**Goal of the exercise**. In the entries below, how many lines contain the string "yorker"? State the number and nothing else.

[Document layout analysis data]
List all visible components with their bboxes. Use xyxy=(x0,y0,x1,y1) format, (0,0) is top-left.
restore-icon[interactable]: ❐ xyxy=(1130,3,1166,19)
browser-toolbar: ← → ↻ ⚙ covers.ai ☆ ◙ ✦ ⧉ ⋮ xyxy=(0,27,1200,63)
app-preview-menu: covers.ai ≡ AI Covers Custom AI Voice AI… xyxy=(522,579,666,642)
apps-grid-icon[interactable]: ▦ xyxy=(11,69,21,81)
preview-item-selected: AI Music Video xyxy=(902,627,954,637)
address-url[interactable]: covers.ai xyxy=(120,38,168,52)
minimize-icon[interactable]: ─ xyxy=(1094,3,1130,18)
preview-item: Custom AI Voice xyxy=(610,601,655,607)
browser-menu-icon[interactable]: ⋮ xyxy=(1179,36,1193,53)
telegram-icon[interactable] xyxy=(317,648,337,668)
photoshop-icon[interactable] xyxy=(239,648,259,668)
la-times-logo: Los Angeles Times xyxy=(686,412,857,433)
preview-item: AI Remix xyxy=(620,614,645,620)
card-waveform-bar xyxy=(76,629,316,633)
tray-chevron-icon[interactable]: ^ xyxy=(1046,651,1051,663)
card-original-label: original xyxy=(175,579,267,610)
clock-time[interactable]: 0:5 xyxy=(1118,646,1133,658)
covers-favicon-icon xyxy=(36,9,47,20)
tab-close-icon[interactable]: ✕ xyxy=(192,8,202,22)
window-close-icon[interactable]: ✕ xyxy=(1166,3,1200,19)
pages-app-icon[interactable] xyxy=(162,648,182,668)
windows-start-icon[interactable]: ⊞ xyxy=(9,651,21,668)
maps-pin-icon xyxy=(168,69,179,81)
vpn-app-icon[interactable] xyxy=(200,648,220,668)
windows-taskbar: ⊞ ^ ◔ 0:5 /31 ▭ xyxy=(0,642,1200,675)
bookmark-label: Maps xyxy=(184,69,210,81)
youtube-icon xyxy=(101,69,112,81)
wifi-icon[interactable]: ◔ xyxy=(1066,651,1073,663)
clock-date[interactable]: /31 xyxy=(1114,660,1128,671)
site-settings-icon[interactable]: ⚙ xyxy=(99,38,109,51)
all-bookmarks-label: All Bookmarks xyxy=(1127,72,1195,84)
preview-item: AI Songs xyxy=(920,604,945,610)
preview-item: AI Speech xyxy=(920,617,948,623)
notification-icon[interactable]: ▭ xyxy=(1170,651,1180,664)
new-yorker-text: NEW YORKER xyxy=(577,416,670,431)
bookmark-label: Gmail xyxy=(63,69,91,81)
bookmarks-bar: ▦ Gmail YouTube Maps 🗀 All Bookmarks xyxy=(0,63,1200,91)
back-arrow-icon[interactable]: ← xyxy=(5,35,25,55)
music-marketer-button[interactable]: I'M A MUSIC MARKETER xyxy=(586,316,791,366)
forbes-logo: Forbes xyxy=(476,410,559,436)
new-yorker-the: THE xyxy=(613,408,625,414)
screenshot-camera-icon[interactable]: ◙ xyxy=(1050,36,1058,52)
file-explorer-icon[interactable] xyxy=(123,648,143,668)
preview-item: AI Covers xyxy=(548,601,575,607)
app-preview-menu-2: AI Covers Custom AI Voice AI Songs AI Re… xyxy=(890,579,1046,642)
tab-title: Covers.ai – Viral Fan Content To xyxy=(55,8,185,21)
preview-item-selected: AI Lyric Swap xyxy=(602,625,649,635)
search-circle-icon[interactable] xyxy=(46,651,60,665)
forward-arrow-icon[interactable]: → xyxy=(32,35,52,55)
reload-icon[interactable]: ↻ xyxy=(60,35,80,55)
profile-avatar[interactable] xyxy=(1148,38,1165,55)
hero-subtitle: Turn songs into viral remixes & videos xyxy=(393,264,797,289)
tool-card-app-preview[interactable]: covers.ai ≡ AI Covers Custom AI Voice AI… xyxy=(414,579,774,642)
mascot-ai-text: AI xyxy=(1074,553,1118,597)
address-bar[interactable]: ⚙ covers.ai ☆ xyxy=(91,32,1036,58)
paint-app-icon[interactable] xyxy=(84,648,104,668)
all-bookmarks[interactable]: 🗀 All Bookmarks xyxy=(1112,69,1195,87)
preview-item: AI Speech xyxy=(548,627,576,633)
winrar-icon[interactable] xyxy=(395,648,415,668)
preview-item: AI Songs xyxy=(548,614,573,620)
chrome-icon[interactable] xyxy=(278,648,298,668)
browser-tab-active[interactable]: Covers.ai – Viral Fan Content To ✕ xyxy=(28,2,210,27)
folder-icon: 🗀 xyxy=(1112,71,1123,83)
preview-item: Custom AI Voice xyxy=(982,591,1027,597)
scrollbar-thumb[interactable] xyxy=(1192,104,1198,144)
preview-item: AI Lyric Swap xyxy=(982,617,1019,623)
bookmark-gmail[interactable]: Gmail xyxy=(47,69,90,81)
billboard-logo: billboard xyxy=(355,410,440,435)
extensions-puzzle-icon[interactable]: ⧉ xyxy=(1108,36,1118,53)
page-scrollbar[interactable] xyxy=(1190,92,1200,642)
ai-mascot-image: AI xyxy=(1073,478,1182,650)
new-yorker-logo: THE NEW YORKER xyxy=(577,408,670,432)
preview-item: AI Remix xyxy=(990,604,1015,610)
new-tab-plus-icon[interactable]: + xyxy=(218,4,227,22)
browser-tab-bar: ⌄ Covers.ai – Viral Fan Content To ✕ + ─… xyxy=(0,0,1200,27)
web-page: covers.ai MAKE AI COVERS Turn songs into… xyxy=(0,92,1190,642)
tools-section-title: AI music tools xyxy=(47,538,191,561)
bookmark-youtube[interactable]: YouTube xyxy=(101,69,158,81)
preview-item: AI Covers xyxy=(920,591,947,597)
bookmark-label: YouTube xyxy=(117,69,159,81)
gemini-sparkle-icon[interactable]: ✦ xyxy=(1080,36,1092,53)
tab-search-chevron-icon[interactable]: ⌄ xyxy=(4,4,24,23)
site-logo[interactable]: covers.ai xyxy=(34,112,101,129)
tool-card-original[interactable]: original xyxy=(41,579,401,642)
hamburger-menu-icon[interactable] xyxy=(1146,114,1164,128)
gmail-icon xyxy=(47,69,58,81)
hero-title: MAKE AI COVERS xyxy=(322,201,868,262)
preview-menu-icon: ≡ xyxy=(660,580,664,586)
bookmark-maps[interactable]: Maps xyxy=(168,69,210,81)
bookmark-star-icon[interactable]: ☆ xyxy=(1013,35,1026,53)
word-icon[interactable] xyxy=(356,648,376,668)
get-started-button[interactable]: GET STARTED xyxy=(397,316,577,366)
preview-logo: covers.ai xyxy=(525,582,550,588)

**Exercise solution**. 3